Stored data entries:
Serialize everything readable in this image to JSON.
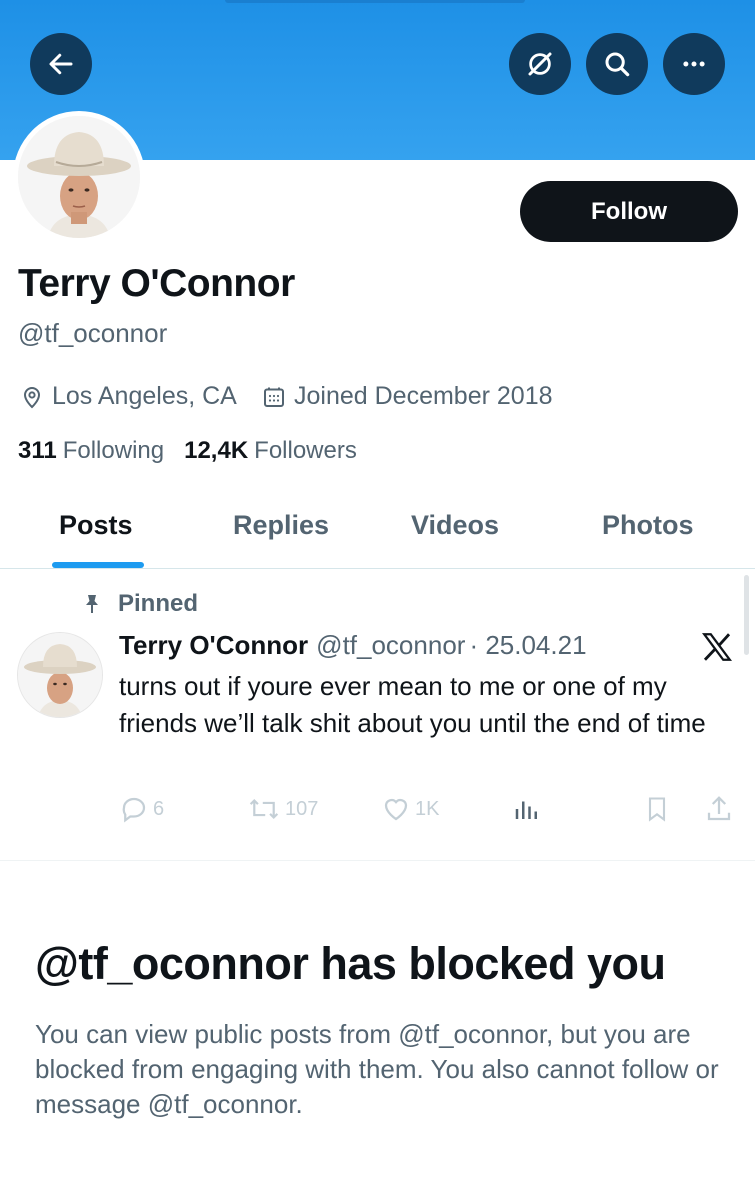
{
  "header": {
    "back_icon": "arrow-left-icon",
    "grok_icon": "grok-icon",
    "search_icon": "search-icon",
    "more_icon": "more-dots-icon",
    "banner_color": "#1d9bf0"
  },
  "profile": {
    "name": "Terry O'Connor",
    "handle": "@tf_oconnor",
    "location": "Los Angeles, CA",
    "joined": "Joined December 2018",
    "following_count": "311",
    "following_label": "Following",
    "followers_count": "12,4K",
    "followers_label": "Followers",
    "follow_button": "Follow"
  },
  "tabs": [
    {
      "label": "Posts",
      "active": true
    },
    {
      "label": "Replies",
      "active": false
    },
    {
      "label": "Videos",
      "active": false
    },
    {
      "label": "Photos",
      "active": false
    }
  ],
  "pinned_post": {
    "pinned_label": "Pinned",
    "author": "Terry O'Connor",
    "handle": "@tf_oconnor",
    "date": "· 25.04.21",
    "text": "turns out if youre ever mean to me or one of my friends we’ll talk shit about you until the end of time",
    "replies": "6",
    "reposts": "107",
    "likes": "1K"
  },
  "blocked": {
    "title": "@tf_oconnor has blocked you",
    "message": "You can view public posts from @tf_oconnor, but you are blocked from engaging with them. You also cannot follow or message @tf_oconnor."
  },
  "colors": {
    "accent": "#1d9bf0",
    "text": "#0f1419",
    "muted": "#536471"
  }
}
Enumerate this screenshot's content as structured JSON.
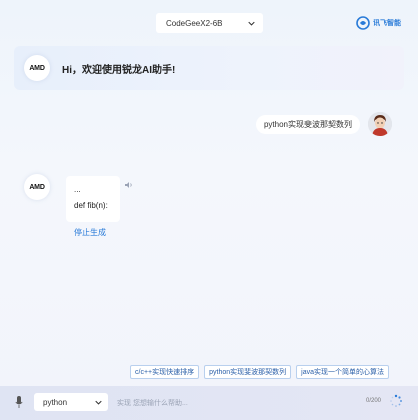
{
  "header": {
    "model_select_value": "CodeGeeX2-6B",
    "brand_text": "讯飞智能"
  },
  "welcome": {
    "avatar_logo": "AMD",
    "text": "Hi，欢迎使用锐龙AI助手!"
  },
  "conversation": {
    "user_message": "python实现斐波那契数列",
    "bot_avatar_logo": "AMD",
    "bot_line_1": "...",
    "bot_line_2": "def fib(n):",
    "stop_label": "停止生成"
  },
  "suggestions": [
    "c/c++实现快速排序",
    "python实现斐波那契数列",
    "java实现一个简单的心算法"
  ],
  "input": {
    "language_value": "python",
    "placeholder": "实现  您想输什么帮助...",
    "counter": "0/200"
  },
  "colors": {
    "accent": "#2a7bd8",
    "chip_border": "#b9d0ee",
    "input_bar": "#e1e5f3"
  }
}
...
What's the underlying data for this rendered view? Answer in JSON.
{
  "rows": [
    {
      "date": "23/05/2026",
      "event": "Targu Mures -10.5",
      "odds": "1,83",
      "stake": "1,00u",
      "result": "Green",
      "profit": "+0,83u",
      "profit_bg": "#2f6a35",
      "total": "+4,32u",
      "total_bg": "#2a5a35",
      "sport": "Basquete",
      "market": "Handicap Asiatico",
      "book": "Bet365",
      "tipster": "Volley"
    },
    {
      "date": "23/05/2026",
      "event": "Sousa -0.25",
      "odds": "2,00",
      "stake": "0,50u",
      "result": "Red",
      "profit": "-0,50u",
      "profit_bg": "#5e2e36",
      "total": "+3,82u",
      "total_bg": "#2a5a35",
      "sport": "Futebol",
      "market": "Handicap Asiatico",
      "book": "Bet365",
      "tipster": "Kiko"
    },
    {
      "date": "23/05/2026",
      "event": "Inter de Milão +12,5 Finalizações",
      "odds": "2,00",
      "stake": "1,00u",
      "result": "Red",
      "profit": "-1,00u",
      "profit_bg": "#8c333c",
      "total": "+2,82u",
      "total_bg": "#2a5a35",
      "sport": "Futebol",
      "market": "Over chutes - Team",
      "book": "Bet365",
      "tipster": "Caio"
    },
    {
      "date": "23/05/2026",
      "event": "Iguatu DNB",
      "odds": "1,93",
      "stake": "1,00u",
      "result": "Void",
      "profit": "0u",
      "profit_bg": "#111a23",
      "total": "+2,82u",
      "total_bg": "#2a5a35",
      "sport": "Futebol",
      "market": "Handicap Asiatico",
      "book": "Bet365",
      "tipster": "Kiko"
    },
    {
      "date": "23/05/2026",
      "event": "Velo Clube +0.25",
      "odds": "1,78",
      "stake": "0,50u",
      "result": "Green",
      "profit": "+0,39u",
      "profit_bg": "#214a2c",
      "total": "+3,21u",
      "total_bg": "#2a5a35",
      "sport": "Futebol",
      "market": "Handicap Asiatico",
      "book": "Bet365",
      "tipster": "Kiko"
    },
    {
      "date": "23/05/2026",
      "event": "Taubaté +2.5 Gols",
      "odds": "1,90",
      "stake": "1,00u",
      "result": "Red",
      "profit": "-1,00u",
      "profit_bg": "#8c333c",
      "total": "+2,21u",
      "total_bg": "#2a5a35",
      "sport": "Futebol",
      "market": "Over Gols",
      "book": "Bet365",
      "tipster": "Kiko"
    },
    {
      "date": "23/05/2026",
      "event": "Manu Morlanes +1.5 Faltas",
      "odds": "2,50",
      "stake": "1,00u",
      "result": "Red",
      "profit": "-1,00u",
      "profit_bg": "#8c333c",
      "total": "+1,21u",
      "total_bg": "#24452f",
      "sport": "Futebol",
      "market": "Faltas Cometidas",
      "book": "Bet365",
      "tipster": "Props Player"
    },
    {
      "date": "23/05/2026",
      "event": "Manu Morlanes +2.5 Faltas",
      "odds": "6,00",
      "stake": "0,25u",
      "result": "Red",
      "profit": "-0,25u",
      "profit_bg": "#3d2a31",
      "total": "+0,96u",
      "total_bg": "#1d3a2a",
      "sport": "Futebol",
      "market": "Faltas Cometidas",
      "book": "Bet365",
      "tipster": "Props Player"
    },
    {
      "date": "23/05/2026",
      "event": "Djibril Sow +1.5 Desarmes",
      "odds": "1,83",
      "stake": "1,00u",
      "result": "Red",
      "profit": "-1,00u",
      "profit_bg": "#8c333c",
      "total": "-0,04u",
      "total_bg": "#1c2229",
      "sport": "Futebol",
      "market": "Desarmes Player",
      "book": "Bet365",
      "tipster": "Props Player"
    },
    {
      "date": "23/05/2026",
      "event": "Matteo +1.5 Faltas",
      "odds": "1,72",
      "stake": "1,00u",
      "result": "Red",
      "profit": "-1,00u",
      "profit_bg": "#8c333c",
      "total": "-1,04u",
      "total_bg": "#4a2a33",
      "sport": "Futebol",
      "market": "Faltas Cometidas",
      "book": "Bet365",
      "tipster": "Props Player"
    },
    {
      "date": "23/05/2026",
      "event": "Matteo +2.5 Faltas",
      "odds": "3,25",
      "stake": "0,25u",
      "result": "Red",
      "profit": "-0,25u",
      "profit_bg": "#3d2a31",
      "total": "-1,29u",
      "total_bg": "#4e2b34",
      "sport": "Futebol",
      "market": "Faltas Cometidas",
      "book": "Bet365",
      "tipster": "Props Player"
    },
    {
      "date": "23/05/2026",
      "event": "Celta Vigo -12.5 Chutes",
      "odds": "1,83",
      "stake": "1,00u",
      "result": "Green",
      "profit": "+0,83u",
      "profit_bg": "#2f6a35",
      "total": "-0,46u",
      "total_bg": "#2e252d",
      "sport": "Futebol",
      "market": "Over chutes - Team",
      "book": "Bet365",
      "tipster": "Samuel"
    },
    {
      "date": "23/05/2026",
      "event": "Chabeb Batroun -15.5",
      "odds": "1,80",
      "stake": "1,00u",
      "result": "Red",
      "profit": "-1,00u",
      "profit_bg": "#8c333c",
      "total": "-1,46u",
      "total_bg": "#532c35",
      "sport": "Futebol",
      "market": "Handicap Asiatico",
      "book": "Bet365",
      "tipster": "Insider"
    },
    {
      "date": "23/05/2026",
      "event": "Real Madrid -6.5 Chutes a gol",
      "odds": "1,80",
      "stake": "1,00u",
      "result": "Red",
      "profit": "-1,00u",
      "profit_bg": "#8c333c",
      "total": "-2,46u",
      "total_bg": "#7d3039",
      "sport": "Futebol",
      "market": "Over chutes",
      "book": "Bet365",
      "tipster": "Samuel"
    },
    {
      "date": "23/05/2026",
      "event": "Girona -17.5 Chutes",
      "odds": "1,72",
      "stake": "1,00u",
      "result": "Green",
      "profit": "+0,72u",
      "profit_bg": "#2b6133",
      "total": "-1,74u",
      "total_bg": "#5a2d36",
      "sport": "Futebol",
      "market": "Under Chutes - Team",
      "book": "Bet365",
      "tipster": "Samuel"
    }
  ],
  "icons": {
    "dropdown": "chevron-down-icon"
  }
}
---
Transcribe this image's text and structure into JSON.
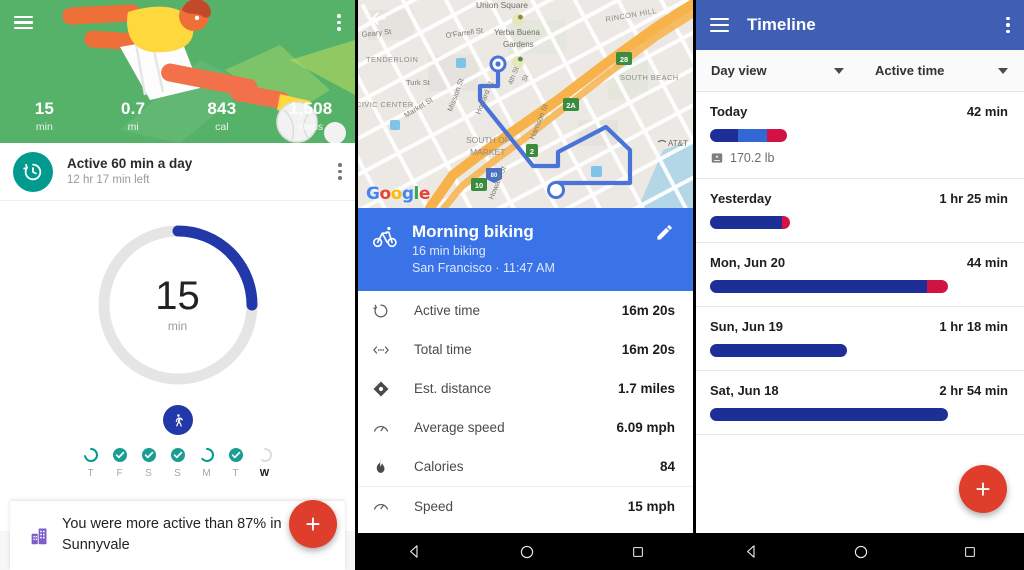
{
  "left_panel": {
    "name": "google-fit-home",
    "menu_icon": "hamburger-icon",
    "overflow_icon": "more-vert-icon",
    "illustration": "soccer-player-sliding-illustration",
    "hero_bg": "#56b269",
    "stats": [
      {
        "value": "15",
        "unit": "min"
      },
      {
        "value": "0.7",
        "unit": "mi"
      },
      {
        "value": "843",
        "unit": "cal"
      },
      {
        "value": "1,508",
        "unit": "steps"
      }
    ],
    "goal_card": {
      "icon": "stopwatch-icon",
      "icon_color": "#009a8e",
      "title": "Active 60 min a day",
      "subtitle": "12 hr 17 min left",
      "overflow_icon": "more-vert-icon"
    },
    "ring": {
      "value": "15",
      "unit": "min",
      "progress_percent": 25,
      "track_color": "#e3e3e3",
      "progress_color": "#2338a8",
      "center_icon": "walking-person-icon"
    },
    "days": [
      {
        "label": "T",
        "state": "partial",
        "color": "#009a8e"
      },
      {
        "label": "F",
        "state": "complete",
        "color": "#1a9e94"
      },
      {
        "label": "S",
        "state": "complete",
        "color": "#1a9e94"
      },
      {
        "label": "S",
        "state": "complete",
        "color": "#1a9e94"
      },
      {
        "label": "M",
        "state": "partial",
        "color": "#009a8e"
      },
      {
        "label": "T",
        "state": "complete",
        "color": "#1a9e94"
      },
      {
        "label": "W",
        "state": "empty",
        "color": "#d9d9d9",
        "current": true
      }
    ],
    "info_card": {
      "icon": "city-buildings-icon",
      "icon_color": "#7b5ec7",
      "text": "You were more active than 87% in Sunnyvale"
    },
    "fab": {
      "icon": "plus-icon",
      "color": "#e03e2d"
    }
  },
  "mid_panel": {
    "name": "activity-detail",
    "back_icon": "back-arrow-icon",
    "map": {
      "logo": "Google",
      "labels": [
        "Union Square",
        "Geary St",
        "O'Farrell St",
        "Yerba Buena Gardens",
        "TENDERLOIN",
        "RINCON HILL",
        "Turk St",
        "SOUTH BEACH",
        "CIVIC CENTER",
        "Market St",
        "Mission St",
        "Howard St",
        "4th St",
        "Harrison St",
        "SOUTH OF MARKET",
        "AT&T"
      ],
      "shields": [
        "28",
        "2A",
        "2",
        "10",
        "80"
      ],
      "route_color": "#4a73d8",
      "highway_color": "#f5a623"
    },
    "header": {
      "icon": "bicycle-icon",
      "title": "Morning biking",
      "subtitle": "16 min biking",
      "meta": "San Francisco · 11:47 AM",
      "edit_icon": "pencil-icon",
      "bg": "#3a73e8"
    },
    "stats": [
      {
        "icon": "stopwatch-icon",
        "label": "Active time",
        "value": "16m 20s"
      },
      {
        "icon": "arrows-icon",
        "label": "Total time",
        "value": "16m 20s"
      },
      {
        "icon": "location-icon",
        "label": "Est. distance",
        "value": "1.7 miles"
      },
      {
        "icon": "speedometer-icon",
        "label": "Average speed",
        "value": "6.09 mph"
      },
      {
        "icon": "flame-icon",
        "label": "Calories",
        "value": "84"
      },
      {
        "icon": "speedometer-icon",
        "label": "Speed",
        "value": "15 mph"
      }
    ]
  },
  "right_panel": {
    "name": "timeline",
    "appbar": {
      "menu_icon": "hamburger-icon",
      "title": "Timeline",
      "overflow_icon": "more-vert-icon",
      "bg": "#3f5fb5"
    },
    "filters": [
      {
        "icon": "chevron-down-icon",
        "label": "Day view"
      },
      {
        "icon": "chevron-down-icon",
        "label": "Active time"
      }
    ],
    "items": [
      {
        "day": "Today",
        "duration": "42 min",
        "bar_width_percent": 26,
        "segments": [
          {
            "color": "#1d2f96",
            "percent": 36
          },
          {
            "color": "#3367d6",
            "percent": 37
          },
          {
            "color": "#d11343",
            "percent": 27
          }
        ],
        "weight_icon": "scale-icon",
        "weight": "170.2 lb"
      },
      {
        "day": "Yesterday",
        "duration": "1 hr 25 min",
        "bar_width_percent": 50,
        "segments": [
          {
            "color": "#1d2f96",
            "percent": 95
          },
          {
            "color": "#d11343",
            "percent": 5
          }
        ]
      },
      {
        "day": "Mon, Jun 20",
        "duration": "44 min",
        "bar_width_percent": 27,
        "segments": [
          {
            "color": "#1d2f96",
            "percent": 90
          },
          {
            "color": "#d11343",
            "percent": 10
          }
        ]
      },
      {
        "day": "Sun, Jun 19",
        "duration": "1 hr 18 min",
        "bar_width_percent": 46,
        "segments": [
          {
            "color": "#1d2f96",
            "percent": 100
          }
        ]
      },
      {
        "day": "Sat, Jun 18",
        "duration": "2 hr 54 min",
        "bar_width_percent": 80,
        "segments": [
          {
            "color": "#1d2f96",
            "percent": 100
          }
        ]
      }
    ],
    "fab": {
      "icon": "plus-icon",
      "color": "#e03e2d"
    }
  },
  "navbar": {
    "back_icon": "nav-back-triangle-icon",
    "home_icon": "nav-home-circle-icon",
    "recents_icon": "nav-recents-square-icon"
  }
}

> Stated task
Copy down every line of the material above that includes the string "unit".

> Result of the exercise
        "unit": "min"
        "unit": "mi"
        "unit": "cal"
        "unit": "steps"
      "unit": "min",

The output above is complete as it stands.